== Dataset entries ==

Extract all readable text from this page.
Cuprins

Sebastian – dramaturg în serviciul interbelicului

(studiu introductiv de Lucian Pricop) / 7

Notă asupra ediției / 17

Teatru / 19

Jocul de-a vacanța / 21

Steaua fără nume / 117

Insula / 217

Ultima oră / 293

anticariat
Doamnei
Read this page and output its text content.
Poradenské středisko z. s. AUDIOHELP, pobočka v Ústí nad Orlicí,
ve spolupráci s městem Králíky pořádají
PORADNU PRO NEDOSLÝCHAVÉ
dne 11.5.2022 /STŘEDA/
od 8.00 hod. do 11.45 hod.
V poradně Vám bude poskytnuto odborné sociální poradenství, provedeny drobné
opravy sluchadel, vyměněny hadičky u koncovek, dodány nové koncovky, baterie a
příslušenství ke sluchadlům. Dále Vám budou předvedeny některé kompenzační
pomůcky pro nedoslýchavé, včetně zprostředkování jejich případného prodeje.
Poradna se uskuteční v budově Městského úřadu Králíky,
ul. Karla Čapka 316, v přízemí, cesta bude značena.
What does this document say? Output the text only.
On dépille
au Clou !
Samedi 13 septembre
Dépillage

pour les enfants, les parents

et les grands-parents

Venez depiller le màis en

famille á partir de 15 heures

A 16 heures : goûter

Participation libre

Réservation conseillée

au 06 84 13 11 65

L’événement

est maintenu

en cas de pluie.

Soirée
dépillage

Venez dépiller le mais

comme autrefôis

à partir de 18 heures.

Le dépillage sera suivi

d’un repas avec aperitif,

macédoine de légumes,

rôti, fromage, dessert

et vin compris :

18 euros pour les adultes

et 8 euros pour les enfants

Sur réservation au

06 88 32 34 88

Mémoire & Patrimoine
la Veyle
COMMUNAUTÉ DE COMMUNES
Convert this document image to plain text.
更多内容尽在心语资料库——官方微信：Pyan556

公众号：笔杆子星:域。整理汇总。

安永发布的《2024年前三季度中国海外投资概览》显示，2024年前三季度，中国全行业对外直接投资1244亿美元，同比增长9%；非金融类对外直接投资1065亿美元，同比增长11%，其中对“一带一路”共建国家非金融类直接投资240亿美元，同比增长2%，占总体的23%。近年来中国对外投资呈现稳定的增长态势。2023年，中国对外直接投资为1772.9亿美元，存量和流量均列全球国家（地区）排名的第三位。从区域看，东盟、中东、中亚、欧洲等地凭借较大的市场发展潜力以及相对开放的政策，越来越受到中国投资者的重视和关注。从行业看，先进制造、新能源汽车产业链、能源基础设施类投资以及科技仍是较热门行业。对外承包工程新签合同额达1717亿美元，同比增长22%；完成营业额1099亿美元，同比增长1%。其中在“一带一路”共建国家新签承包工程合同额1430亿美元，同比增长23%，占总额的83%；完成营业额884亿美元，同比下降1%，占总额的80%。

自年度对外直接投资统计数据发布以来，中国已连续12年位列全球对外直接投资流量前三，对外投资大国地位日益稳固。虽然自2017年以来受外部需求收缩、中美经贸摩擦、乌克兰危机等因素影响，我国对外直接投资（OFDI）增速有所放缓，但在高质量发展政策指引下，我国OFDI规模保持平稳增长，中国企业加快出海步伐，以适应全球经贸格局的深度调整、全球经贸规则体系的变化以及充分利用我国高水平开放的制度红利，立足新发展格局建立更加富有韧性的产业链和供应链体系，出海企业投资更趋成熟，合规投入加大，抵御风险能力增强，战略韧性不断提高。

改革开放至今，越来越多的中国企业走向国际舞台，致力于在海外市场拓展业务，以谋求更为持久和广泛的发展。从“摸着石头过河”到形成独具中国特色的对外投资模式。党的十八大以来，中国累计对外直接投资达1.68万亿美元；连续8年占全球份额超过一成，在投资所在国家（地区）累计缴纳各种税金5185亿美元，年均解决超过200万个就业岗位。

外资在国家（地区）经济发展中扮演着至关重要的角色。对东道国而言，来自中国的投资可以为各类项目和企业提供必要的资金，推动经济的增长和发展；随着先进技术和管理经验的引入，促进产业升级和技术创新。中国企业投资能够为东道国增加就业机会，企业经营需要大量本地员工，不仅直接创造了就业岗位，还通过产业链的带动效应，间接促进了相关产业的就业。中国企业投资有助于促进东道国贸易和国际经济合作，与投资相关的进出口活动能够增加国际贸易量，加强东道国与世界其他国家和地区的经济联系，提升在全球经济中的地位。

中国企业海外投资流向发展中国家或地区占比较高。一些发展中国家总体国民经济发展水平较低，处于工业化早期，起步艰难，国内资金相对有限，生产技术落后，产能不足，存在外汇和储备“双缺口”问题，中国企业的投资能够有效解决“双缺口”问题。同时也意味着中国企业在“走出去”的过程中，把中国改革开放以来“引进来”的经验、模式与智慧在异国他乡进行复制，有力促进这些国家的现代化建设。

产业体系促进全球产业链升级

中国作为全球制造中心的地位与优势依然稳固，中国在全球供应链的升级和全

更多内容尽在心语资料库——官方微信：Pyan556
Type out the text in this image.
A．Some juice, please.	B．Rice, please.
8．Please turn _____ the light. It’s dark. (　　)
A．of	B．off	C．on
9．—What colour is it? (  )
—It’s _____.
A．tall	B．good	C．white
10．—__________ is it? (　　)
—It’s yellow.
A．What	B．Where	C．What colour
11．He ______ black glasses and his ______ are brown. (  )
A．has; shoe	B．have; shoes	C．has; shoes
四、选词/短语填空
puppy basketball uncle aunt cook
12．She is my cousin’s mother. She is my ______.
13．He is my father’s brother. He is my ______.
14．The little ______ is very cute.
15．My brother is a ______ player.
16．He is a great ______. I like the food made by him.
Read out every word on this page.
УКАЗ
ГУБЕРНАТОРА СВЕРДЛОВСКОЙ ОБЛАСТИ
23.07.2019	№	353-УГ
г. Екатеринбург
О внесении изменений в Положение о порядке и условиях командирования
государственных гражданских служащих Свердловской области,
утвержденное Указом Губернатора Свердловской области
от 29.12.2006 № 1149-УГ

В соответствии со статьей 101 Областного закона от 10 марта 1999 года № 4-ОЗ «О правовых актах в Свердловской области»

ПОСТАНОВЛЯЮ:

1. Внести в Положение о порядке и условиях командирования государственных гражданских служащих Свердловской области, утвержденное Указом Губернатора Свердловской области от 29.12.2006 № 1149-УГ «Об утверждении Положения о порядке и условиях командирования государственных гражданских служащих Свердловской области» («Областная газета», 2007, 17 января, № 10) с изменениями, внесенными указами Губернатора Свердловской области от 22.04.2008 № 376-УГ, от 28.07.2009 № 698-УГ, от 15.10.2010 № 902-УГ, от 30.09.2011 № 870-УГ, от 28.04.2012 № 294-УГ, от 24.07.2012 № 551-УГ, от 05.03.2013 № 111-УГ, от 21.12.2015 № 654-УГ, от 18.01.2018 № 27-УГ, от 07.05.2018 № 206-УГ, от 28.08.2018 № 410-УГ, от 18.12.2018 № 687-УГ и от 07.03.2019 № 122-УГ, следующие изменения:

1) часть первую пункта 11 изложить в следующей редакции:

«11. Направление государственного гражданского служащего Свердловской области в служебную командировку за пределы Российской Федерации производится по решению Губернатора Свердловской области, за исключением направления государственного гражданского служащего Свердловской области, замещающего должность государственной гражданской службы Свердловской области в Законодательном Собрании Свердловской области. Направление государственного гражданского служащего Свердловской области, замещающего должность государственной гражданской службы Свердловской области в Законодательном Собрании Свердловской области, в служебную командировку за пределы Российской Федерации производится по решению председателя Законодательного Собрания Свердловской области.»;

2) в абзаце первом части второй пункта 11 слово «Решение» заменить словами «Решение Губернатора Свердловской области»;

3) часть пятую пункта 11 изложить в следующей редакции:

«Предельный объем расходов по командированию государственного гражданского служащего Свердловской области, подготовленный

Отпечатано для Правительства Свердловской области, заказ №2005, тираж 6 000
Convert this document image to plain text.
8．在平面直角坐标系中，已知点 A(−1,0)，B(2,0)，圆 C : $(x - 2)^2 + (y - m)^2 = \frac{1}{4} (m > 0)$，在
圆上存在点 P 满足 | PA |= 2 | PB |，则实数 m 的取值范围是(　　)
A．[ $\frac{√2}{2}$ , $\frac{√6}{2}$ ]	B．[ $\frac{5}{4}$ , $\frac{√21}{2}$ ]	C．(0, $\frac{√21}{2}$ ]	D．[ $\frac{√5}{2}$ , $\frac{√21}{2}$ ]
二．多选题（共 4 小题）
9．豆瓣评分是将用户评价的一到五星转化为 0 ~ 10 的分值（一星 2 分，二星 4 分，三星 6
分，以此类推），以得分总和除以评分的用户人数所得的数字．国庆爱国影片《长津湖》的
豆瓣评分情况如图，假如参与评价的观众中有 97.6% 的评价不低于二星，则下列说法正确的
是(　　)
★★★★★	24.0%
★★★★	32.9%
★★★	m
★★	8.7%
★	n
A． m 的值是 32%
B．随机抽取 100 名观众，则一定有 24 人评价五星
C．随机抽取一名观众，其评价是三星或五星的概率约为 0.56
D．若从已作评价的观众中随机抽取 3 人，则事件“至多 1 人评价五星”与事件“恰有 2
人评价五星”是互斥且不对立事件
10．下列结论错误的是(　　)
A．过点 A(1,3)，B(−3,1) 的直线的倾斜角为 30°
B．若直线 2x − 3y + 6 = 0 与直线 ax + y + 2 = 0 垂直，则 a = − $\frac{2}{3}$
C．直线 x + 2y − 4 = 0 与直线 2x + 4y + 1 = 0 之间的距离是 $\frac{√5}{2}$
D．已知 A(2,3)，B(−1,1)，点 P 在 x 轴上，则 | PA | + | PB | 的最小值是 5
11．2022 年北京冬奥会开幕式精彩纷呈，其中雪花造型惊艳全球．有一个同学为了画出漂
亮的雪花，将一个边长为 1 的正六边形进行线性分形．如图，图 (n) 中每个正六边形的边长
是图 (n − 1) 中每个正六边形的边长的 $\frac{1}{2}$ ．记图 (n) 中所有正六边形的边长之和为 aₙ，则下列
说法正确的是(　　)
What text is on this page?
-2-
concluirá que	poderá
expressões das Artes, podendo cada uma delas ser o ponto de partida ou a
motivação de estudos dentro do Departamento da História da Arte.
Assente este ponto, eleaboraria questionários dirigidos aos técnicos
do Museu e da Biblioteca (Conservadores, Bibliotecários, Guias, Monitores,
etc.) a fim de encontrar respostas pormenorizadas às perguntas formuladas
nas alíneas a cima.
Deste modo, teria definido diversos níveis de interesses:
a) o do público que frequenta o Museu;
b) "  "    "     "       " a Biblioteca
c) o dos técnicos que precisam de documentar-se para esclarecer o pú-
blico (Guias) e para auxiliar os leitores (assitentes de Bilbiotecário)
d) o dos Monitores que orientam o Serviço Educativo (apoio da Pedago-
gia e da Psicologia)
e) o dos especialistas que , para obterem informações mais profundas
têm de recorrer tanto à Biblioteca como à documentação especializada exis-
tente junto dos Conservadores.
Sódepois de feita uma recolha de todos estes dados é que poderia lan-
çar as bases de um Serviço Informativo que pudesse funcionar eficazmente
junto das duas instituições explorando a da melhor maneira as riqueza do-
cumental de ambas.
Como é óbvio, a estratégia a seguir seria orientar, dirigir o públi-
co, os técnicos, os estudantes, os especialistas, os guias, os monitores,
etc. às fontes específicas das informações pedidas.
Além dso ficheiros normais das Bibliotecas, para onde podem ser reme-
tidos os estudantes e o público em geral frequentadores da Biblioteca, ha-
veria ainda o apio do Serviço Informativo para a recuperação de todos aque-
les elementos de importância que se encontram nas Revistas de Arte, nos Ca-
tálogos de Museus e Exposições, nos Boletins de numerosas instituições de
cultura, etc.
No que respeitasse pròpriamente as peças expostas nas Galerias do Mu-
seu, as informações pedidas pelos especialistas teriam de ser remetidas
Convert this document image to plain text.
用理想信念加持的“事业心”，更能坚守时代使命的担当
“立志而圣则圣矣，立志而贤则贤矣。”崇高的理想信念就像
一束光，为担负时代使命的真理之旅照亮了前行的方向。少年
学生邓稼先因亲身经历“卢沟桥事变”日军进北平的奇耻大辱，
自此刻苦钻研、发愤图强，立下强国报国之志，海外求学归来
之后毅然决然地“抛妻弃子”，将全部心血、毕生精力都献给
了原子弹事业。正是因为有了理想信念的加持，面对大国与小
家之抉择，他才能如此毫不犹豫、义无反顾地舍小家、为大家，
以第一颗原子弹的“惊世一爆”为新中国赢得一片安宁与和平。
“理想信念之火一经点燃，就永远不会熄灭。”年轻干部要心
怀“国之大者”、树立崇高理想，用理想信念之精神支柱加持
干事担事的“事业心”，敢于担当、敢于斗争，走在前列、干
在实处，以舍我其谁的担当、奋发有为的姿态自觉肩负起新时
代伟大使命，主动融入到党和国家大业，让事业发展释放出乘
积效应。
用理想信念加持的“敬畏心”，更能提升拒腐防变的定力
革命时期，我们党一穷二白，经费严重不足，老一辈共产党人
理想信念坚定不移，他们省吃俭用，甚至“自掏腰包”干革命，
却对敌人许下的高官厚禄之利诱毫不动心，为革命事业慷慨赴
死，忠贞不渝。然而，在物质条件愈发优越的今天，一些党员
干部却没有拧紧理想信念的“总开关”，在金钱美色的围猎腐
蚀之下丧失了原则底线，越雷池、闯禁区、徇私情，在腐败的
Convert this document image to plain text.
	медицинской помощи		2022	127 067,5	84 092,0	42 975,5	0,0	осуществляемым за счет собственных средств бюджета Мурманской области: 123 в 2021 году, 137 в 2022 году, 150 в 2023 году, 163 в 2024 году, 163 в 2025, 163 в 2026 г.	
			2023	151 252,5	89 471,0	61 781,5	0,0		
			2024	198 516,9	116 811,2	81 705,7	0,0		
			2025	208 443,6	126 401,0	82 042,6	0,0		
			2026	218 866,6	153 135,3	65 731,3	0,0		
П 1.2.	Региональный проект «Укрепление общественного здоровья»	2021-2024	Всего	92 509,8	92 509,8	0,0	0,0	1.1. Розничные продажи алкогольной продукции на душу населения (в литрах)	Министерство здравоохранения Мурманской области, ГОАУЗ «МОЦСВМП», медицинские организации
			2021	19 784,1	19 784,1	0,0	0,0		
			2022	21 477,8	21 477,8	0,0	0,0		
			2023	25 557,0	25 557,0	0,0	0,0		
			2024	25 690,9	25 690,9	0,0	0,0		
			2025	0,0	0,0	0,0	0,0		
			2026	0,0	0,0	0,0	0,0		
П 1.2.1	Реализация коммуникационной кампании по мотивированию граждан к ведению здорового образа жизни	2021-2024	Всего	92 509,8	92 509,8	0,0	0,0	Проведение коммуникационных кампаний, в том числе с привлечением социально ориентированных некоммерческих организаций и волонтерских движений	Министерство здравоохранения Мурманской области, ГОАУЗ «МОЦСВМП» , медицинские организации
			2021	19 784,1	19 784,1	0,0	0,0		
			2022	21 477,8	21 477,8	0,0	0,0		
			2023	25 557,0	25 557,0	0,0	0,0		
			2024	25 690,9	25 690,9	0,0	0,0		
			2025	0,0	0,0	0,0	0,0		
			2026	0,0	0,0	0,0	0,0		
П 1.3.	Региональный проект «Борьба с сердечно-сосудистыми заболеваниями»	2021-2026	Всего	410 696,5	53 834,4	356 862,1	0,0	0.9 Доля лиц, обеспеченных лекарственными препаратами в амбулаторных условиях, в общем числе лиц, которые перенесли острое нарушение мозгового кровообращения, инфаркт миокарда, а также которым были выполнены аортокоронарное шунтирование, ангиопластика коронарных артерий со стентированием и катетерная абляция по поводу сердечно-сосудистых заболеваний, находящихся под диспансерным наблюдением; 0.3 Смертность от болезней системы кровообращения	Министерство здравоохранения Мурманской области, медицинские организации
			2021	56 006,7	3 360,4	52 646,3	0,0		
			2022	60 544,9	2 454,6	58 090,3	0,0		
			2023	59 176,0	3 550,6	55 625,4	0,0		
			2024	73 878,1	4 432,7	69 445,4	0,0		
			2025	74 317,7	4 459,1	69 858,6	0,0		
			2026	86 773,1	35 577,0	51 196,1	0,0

===

Aim of the exercise.
Check each line above for the string "государственного", then copy the ones that have it.

Expected answer.
«11. Направление государственного гражданского служащего Свердловской области в служебную командировку за пределы Российской Федерации производится по решению Губернатора Свердловской области, за исключением направления государственного гражданского служащего Свердловской области, замещающего должность государственной гражданской службы Свердловской области в Законодательном Собрании Свердловской области. Направление государственного гражданского служащего Свердловской области, замещающего должность государственной гражданской службы Свердловской области в Законодательном Собрании Свердловской области, в служебную командировку за пределы Российской Федерации производится по решению председателя Законодательного Собрания Свердловской области.»;
«Предельный объем расходов по командированию государственного гражданского служащего Свердловской области, подготовленный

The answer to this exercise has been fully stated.